## Exercise requirements
In the entries that follow, find the word "Connected" and report each line it is on.

## Stored records
--- Start ---

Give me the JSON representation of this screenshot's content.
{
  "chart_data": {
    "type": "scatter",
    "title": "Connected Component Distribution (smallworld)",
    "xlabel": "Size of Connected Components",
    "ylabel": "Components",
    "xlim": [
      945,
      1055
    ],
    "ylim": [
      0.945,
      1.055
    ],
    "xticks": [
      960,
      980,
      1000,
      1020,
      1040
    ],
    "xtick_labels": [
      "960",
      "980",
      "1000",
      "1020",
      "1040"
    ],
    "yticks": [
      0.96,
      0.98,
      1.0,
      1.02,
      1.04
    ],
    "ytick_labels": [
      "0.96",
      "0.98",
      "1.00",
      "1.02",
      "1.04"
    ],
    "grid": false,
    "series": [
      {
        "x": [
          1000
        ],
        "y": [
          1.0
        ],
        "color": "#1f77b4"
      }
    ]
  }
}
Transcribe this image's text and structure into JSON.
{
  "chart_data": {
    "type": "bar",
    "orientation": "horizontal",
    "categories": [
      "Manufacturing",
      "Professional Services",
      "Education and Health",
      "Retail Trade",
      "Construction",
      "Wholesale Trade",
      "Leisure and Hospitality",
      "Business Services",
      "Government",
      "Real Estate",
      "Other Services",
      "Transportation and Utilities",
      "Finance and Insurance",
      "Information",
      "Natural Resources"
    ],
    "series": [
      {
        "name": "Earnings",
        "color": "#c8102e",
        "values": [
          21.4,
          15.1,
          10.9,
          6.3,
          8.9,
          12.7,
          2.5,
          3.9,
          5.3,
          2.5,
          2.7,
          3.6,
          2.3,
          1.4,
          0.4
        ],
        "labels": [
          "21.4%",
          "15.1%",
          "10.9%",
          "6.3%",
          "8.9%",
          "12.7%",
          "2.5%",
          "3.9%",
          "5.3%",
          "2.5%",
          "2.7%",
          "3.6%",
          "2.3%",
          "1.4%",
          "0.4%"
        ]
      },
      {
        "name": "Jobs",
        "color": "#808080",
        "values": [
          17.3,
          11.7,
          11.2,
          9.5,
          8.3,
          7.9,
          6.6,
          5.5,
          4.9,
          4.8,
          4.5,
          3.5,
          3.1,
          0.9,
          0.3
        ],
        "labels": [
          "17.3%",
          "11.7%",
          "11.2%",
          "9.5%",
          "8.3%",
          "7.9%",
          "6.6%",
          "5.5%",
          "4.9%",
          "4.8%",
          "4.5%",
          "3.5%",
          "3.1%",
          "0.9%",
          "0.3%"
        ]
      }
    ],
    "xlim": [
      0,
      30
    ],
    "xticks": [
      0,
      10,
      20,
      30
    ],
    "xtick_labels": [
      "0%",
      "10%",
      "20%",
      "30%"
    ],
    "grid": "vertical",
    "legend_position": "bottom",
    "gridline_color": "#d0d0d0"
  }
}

--- End ---

## Final result
    "title": "Connected Component Distribution (smallworld)",
    "xlabel": "Size of Connected Components",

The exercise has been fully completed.